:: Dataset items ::
____________________

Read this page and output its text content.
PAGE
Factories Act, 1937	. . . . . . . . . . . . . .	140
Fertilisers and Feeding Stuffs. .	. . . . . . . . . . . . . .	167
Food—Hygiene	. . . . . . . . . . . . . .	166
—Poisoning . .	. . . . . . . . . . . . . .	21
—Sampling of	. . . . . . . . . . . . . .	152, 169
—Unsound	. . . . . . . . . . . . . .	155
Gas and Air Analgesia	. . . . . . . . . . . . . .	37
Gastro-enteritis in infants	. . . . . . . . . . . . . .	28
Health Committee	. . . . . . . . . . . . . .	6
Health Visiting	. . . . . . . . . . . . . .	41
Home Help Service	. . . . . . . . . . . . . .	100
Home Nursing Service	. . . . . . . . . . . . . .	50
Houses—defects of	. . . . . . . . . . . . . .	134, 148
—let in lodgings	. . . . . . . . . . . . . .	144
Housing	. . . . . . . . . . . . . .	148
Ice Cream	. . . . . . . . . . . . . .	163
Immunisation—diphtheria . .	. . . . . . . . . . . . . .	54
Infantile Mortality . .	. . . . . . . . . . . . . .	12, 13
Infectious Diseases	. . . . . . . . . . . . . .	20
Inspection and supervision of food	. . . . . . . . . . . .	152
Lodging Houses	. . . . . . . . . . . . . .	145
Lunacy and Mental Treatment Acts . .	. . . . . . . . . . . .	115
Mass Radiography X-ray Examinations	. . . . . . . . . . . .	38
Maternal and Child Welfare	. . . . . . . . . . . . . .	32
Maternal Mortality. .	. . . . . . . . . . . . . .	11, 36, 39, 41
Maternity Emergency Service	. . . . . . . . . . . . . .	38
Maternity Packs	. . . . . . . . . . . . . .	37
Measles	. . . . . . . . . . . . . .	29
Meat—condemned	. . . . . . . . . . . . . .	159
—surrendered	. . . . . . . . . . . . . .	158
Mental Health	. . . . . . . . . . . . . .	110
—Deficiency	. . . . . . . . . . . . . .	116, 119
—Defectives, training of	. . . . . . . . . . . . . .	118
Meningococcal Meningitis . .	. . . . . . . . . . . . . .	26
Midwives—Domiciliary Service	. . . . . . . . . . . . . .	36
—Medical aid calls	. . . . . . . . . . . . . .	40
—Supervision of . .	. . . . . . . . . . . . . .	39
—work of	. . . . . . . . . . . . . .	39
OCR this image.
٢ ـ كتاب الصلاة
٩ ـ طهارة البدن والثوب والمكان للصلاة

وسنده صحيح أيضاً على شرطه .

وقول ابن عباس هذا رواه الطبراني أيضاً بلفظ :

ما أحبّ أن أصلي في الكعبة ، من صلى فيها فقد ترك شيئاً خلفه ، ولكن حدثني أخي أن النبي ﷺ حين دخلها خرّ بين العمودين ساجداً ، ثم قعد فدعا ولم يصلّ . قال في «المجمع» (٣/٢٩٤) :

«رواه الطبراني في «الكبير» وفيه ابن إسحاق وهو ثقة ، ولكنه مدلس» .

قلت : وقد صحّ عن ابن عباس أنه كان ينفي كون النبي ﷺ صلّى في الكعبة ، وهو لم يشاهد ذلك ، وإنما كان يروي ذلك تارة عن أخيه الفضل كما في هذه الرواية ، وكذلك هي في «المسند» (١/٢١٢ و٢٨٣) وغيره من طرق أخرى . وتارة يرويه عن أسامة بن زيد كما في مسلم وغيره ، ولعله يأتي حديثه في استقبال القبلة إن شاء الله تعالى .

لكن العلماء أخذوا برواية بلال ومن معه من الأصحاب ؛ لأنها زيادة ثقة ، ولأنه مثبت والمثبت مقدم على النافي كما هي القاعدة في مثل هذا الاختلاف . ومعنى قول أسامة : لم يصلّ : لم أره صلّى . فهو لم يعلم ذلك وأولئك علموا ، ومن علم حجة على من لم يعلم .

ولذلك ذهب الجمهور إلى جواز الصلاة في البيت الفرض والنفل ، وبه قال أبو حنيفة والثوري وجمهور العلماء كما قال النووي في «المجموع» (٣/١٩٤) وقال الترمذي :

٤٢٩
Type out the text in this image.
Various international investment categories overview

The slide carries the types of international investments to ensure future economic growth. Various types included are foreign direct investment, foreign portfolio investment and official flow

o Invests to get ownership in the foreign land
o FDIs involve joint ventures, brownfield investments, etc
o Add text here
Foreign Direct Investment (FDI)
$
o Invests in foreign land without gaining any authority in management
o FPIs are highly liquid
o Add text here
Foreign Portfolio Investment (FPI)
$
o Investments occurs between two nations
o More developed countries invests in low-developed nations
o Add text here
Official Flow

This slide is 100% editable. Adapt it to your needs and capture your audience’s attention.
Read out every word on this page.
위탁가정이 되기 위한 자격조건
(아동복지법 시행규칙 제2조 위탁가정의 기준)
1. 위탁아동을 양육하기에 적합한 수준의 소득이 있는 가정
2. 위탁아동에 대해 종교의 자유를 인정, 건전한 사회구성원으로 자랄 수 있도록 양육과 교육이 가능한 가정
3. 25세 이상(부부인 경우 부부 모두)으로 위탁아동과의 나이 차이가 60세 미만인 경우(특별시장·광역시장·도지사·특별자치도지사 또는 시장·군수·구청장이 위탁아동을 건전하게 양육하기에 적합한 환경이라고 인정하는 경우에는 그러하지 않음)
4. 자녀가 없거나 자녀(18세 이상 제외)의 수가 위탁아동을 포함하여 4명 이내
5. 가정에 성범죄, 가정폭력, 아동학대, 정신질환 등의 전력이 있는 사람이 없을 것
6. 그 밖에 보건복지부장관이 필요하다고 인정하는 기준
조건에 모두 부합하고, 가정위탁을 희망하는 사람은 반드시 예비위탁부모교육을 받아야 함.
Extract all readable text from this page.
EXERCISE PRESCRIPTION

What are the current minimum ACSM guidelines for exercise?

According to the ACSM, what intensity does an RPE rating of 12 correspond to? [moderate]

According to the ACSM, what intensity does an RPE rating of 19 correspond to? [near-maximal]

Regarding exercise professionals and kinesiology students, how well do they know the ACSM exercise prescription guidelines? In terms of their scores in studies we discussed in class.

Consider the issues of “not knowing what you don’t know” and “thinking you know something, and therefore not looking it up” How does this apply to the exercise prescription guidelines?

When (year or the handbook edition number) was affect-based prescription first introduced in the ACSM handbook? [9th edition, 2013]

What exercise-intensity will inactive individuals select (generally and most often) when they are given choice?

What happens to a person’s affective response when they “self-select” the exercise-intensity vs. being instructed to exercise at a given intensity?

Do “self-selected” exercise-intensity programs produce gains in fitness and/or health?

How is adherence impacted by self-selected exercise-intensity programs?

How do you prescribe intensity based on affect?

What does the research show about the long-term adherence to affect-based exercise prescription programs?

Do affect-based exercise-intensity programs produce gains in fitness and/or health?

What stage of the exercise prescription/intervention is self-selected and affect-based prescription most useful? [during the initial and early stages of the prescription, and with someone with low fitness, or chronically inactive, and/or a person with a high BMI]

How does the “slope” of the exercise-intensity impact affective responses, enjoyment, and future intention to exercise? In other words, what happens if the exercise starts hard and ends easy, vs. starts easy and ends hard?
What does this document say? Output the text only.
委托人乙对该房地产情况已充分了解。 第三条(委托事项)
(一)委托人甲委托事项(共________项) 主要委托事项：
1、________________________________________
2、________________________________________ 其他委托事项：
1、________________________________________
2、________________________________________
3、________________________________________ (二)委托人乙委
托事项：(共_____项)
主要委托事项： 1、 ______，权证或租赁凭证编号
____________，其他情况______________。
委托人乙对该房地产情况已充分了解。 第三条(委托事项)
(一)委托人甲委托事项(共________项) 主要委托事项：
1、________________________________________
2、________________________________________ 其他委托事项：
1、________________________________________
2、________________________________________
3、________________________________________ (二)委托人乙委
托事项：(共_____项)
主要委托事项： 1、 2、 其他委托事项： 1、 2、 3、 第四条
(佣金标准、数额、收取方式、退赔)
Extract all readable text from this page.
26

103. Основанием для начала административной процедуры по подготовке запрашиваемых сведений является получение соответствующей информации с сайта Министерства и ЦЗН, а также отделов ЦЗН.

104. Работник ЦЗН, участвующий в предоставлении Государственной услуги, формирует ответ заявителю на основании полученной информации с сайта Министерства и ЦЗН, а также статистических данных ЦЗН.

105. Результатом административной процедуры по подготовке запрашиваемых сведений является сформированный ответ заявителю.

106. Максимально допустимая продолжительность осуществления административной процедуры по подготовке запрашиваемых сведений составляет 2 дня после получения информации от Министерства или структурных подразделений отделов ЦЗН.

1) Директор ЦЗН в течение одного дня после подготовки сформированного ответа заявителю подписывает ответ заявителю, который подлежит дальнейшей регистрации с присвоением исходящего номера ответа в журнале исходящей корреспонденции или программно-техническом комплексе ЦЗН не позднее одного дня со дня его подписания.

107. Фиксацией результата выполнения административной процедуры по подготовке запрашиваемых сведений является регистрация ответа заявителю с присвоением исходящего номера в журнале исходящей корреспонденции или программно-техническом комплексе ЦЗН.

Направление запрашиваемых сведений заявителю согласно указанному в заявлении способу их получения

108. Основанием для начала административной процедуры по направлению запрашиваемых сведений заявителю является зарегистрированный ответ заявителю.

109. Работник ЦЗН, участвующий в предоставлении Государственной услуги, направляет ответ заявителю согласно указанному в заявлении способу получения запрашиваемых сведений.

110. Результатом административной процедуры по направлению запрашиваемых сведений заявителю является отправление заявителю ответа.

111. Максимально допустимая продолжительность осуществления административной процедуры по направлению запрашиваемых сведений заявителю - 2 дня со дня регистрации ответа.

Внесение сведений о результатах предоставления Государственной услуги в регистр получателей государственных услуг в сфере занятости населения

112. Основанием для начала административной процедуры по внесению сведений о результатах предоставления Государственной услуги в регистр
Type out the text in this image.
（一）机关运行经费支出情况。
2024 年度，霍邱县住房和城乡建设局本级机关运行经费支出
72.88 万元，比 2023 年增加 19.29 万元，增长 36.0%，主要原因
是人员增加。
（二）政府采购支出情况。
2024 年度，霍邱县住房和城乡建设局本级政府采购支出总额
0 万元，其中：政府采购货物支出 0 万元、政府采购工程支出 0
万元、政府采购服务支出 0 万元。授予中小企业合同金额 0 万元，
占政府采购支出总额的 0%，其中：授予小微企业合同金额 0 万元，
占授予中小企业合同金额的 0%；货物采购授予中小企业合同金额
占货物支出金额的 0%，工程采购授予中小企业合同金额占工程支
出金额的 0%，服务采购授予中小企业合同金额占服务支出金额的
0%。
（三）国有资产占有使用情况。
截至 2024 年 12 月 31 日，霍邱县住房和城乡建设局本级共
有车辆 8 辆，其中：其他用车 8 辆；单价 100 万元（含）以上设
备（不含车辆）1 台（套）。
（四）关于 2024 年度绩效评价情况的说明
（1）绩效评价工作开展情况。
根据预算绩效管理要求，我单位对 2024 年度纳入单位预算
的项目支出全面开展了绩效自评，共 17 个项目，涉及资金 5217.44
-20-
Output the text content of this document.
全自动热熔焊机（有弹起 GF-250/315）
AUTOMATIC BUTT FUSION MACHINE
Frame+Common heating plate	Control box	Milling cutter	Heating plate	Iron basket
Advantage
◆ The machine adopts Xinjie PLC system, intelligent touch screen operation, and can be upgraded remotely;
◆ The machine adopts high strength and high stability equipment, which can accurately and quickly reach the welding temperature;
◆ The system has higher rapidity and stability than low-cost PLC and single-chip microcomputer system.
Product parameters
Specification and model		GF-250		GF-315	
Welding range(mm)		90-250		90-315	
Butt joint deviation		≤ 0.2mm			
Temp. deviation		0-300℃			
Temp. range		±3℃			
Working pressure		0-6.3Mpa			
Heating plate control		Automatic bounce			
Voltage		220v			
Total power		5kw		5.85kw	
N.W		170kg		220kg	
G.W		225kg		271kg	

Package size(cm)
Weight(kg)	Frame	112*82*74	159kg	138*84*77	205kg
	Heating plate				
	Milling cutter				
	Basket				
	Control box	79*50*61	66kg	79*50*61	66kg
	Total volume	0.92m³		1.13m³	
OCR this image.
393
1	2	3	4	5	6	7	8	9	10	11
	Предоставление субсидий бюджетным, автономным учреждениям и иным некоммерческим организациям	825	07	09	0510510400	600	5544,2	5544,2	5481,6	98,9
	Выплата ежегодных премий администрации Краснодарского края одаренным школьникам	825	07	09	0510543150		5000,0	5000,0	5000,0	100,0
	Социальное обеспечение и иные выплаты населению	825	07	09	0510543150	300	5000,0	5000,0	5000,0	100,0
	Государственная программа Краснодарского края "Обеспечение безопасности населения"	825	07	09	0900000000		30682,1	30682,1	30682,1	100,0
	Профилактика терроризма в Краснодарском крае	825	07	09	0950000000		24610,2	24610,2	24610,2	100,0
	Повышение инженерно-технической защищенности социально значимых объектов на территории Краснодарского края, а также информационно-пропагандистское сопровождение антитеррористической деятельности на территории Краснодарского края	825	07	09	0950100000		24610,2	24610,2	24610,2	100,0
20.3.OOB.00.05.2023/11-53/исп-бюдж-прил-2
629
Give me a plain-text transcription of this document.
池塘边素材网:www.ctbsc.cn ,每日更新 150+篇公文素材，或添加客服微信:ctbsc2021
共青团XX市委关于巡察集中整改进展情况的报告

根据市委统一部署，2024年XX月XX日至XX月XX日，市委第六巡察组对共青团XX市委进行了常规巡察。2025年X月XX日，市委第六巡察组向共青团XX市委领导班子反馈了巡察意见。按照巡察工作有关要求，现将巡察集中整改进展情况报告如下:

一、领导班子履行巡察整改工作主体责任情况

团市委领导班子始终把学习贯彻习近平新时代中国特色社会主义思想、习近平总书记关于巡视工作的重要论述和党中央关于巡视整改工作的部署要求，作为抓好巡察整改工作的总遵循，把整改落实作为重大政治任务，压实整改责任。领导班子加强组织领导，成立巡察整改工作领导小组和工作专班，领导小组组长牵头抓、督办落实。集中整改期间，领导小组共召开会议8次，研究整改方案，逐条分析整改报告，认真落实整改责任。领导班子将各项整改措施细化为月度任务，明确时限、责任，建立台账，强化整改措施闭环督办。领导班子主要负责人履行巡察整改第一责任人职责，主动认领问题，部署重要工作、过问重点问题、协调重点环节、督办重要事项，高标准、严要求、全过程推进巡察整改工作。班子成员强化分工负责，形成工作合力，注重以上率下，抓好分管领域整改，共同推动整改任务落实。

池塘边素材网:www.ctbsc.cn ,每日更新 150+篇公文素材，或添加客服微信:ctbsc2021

____________________

:: Exercise ::
List every line in the records above that contains the word "النبي".

:: Expected answer ::
ما أحبّ أن أصلي في الكعبة ، من صلى فيها فقد ترك شيئاً خلفه ، ولكن حدثني أخي أن النبي ﷺ حين دخلها خرّ بين العمودين ساجداً ، ثم قعد فدعا ولم يصلّ . قال في «المجمع» (٣/٢٩٤) :
قلت : وقد صحّ عن ابن عباس أنه كان ينفي كون النبي ﷺ صلّى في الكعبة ، وهو لم يشاهد ذلك ، وإنما كان يروي ذلك تارة عن أخيه الفضل كما في هذه الرواية ، وكذلك هي في «المسند» (١/٢١٢ و٢٨٣) وغيره من طرق أخرى . وتارة يرويه عن أسامة بن زيد كما في مسلم وغيره ، ولعله يأتي حديثه في استقبال القبلة إن شاء الله تعالى .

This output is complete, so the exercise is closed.